*EXTRACT PROVIDED*
------------------------------------------------------------

%%%%%%%%title of contribution
\Atitle{High-Order Semi-Lagrangian Numerical Method for the Large-Eddy
Simulation of Reactive Flows
}
%%%%%%%%name of authors connected by "and"
\Aauthor{\underline{Rolf Jeltsch}$^1$, Julián T. Becerra Sagredo$^2$,
Wesley P. Petersen$^1$,
Jürg Gass$^3$}
%%%%%%%%abbreviation of authors names for running header
\renewcommand{\rauthor}{F. Author}
%%%%%%%affiliations and e-mail
\Aaddress{%
$^1$ Seminar for Applied Mathematics, ETH Zurich\\
$^2$ Center for Energy Research, National University of Mexico, Temixco, Mexico\\
$^3$ Laboratory of Thermodynamics in Emerging Technologies, ETH Zurich\\
 \quad{\tt jeltsch@math.ethz.ch}}
%%%%%%%abstract of contribution
\Aabstract{%
A high-order Semi-Lagrangian numerical method is developed for
the simulation of a subsonic methane/air flame. The fluid is described
by the Navier-Stokes equations for a mixture of ideal gases. Turbulence
is modeled using Large-Eddy simulation (LES) together with a transport
equation for the subgrid kinetic energy. For the chemical reactions
we use an unsteady flamelet model based on transport equations for the
mixture fraction and a reaction progress variable. This allows for
extinctions and re-ignitions by not assuming fast chemistry nor steady
flamelets.

------------------------------------------------------------

*SOURCE EXCERPT*
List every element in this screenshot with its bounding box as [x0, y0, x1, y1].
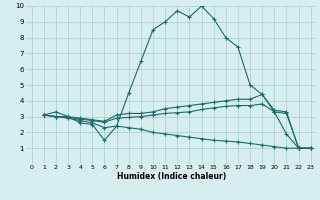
X-axis label: Humidex (Indice chaleur): Humidex (Indice chaleur) [116, 172, 226, 181]
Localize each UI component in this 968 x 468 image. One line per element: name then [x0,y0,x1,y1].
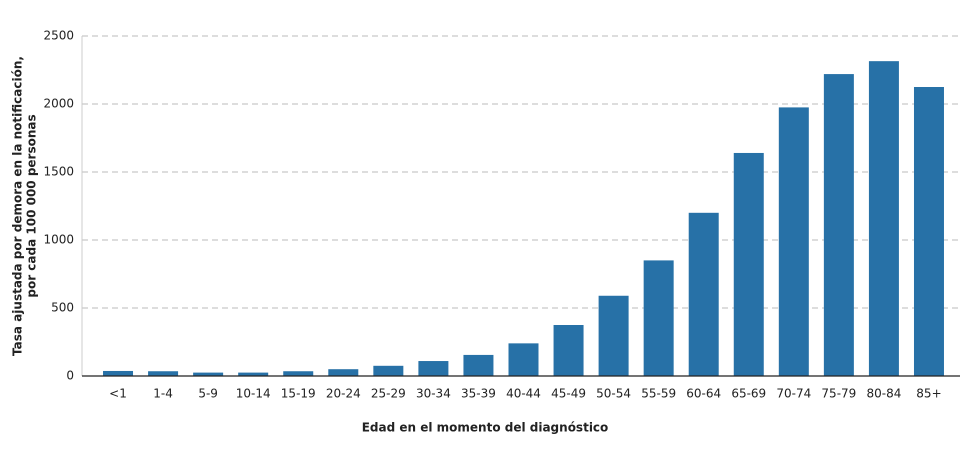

------------------------------------------------------------

*WHAT THIS EXERCISE ASKS*
**a)** Answer these questions from the LaTeX abstract on the semi-Lagrangian method for reactive flows, one per line:
(i) What kind of flame is simulated?
(ii) What equations describe the fluid?
(iii) What e-mail address is given?
**b)** Resume the LaTeX abstract on the semi-Lagrangian method for reactive flows, starting right after its last sentence.

*ANSWER SET*
**a)**
(i) A subsonic methane/air flame.
(ii) The Navier-Stokes equations for a mixture of ideal gases.
(iii) jeltsch@math.ethz.ch

**b)**
To solve the resulting system of coupled transport equations a
Semi-Lagrangian (FSL) method, known from climate modeling, is used.
For the interpolations from the Lagrangian mesh points to a fix mesh
an interpolation based on piece wise polynomials of degree 2m which are
m-tmes differentiable are used. This interpolation is easy to implement,
computations are fast. It is conservative, conservative and creates
low or zero numerical diffusion and dispersion.

Finally the FSL method is used to simulate Sandia flame D.
For the 3-d simulations a mesh in cylindrical coordinates is
used where singular derivatives and high frequencies at the polar
axis are controlled.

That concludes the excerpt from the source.